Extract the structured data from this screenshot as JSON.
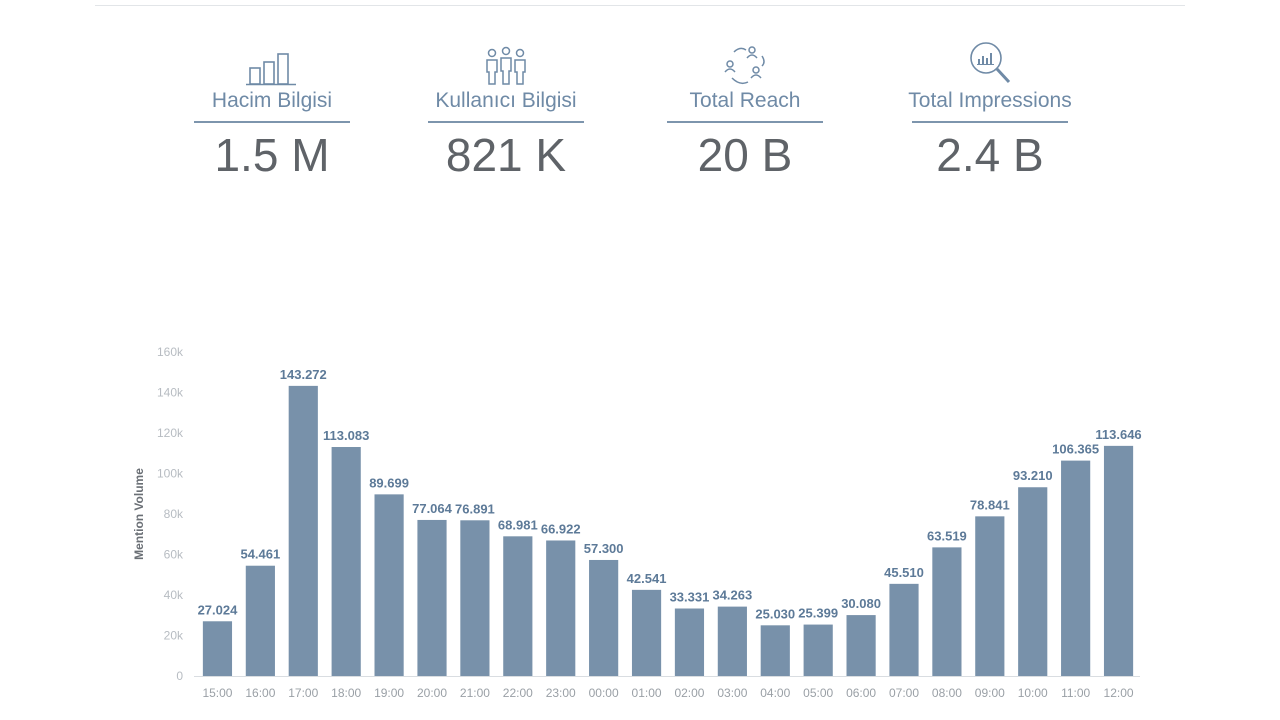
{
  "colors": {
    "bar": "#7891aa",
    "label": "#5d7a98",
    "kpi_label": "#6f8aa6",
    "kpi_value": "#5f6368"
  },
  "kpis": [
    {
      "icon": "bar-chart-icon",
      "label": "Hacim Bilgisi",
      "value": "1.5 M"
    },
    {
      "icon": "people-group-icon",
      "label": "Kullanıcı Bilgisi",
      "value": "821 K"
    },
    {
      "icon": "network-reach-icon",
      "label": "Total Reach",
      "value": "20 B"
    },
    {
      "icon": "magnifier-chart-icon",
      "label": "Total Impressions",
      "value": "2.4 B"
    }
  ],
  "chart_data": {
    "type": "bar",
    "title": "",
    "xlabel": "",
    "ylabel": "Mention Volume",
    "ylim": [
      0,
      160000
    ],
    "y_ticks": [
      0,
      20000,
      40000,
      60000,
      80000,
      100000,
      120000,
      140000,
      160000
    ],
    "y_tick_labels": [
      "0",
      "20k",
      "40k",
      "60k",
      "80k",
      "100k",
      "120k",
      "140k",
      "160k"
    ],
    "categories": [
      "15:00",
      "16:00",
      "17:00",
      "18:00",
      "19:00",
      "20:00",
      "21:00",
      "22:00",
      "23:00",
      "00:00",
      "01:00",
      "02:00",
      "03:00",
      "04:00",
      "05:00",
      "06:00",
      "07:00",
      "08:00",
      "09:00",
      "10:00",
      "11:00",
      "12:00"
    ],
    "values": [
      27024,
      54461,
      143272,
      113083,
      89699,
      77064,
      76891,
      68981,
      66922,
      57300,
      42541,
      33331,
      34263,
      25030,
      25399,
      30080,
      45510,
      63519,
      78841,
      93210,
      106365,
      113646
    ],
    "data_labels": [
      "27.024",
      "54.461",
      "143.272",
      "113.083",
      "89.699",
      "77.064",
      "76.891",
      "68.981",
      "66.922",
      "57.300",
      "42.541",
      "33.331",
      "34.263",
      "25.030",
      "25.399",
      "30.080",
      "45.510",
      "63.519",
      "78.841",
      "93.210",
      "106.365",
      "113.646"
    ],
    "grid": false
  }
}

▶ _REQUIREMENT_
Pull out all lines containing the word "Bilgisi" from the entries above.

▶ _COMPLETED EXERCISE_
      "label": "Hacim Bilgisi",
      "label": "Kullanıcı Bilgisi",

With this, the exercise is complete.